[Begin]

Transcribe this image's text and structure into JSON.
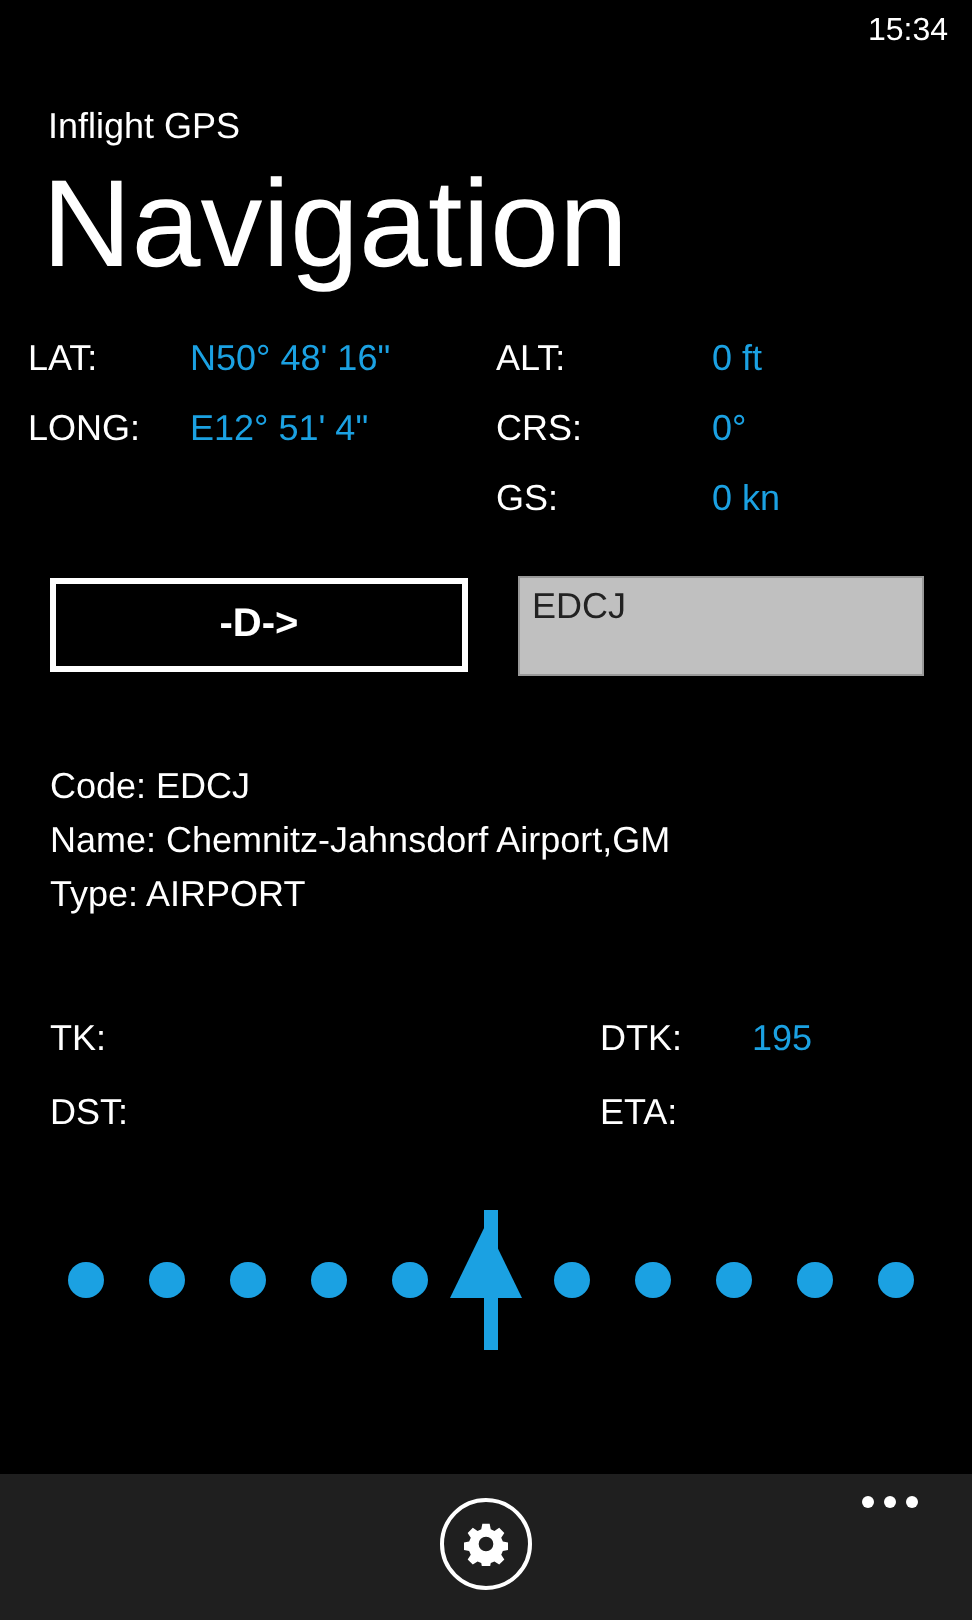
{
  "status_bar": {
    "time": "15:34"
  },
  "app_title": "Inflight GPS",
  "page_title": "Navigation",
  "position": [
    {
      "label": "LAT:",
      "value": "N50° 48' 16\""
    },
    {
      "label": "LONG:",
      "value": "E12° 51' 4\""
    }
  ],
  "flight": [
    {
      "label": "ALT:",
      "value": "0 ft"
    },
    {
      "label": "CRS:",
      "value": "0°"
    },
    {
      "label": "GS:",
      "value": "0 kn"
    }
  ],
  "direct_to_button": "-D->",
  "waypoint_field": {
    "value": "EDCJ"
  },
  "waypoint_info": [
    "Code: EDCJ",
    "Name: Chemnitz-Jahnsdorf Airport,GM",
    "Type: AIRPORT"
  ],
  "track": [
    {
      "label": "TK:",
      "right_label": "DTK:",
      "right_value": "195"
    },
    {
      "label": "DST:",
      "right_label": "ETA:"
    }
  ],
  "cdi": {
    "level": 0.5
  }
}
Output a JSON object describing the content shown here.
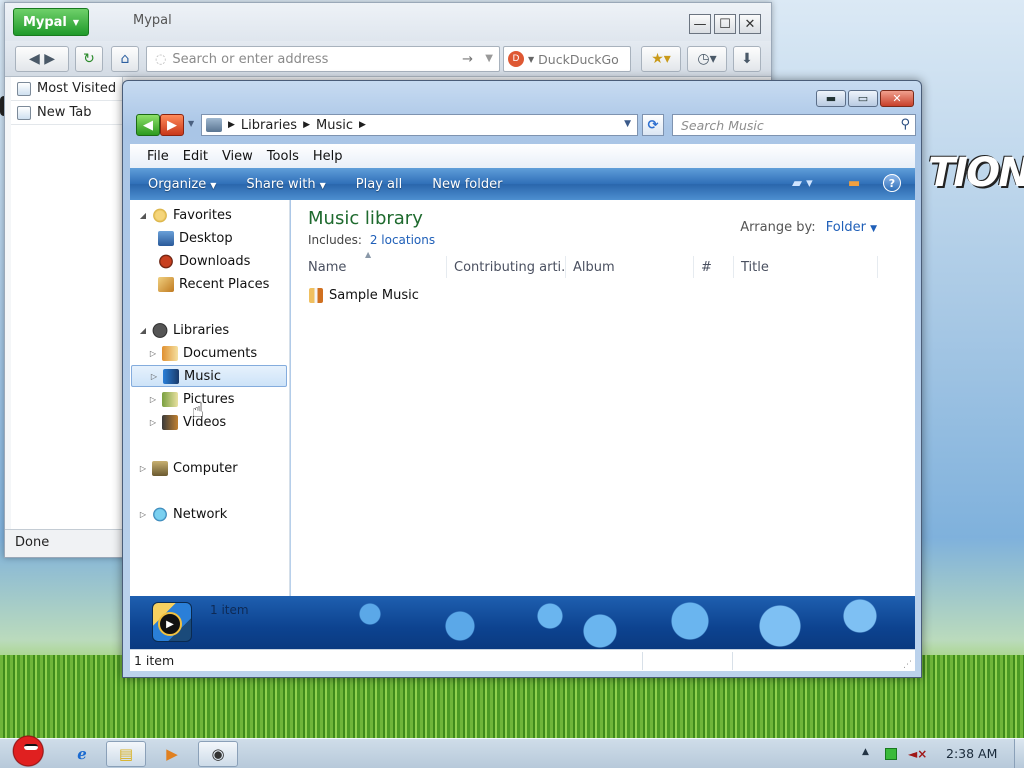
{
  "desktop": {
    "deco_text": "TION"
  },
  "mypal": {
    "menu_button": "Mypal",
    "title": "Mypal",
    "url_placeholder": "Search or enter address",
    "search_engine": "DuckDuckGo",
    "search_placeholder": "DuckDuckGo",
    "bookmarks": [
      "Most Visited",
      "New Tab"
    ],
    "status": "Done"
  },
  "explorer": {
    "breadcrumb": [
      "Libraries",
      "Music"
    ],
    "search_placeholder": "Search Music",
    "menu": [
      "File",
      "Edit",
      "View",
      "Tools",
      "Help"
    ],
    "commands": {
      "organize": "Organize",
      "share_with": "Share with",
      "play_all": "Play all",
      "new_folder": "New folder"
    },
    "nav": {
      "favorites": "Favorites",
      "desktop": "Desktop",
      "downloads": "Downloads",
      "recent_places": "Recent Places",
      "libraries": "Libraries",
      "documents": "Documents",
      "music": "Music",
      "pictures": "Pictures",
      "videos": "Videos",
      "computer": "Computer",
      "network": "Network"
    },
    "selected_nav": "Music",
    "library": {
      "title": "Music library",
      "includes_label": "Includes:",
      "includes_link": "2 locations",
      "arrange_label": "Arrange by:",
      "arrange_value": "Folder"
    },
    "columns": [
      "Name",
      "Contributing arti...",
      "Album",
      "#",
      "Title"
    ],
    "items": [
      {
        "name": "Sample Music",
        "icon": "music-folder-icon"
      }
    ],
    "details_count": "1 item",
    "status_count": "1 item",
    "colors": {
      "library_title": "#1e6a2e",
      "link": "#1f5fb8",
      "command_bar": "#2f6fb8"
    }
  },
  "taskbar": {
    "clock": "2:38 AM",
    "pinned": [
      "internet-explorer-icon",
      "file-explorer-icon",
      "media-player-icon",
      "mypal-icon"
    ]
  }
}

[End]

CHALLENGE — Exact duplication of all the records is required; pictures are omitted from the copy.

RESULT OF THE EXERCISE —
Transcribe this image's text and structure into JSON.
{
  "status_bar": {
    "time": "15:34"
  },
  "app_title": "Inflight GPS",
  "page_title": "Navigation",
  "position": [
    {
      "label": "LAT:",
      "value": "N50° 48' 16\""
    },
    {
      "label": "LONG:",
      "value": "E12° 51' 4\""
    }
  ],
  "flight": [
    {
      "label": "ALT:",
      "value": "0 ft"
    },
    {
      "label": "CRS:",
      "value": "0°"
    },
    {
      "label": "GS:",
      "value": "0 kn"
    }
  ],
  "direct_to_button": "-D->",
  "waypoint_field": {
    "value": "EDCJ"
  },
  "waypoint_info": [
    "Code: EDCJ",
    "Name: Chemnitz-Jahnsdorf Airport,GM",
    "Type: AIRPORT"
  ],
  "track": [
    {
      "label": "TK:",
      "right_label": "DTK:",
      "right_value": "195"
    },
    {
      "label": "DST:",
      "right_label": "ETA:"
    }
  ],
  "cdi": {
    "level": 0.5
  }
}
Output a JSON object describing the content shown here.
{
  "desktop": {
    "deco_text": "TION"
  },
  "mypal": {
    "menu_button": "Mypal",
    "title": "Mypal",
    "url_placeholder": "Search or enter address",
    "search_engine": "DuckDuckGo",
    "search_placeholder": "DuckDuckGo",
    "bookmarks": [
      "Most Visited",
      "New Tab"
    ],
    "status": "Done"
  },
  "explorer": {
    "breadcrumb": [
      "Libraries",
      "Music"
    ],
    "search_placeholder": "Search Music",
    "menu": [
      "File",
      "Edit",
      "View",
      "Tools",
      "Help"
    ],
    "commands": {
      "organize": "Organize",
      "share_with": "Share with",
      "play_all": "Play all",
      "new_folder": "New folder"
    },
    "nav": {
      "favorites": "Favorites",
      "desktop": "Desktop",
      "downloads": "Downloads",
      "recent_places": "Recent Places",
      "libraries": "Libraries",
      "documents": "Documents",
      "music": "Music",
      "pictures": "Pictures",
      "videos": "Videos",
      "computer": "Computer",
      "network": "Network"
    },
    "selected_nav": "Music",
    "library": {
      "title": "Music library",
      "includes_label": "Includes:",
      "includes_link": "2 locations",
      "arrange_label": "Arrange by:",
      "arrange_value": "Folder"
    },
    "columns": [
      "Name",
      "Contributing arti...",
      "Album",
      "#",
      "Title"
    ],
    "items": [
      {
        "name": "Sample Music",
        "icon": "music-folder-icon"
      }
    ],
    "details_count": "1 item",
    "status_count": "1 item",
    "colors": {
      "library_title": "#1e6a2e",
      "link": "#1f5fb8",
      "command_bar": "#2f6fb8"
    }
  },
  "taskbar": {
    "clock": "2:38 AM",
    "pinned": [
      "internet-explorer-icon",
      "file-explorer-icon",
      "media-player-icon",
      "mypal-icon"
    ]
  }
}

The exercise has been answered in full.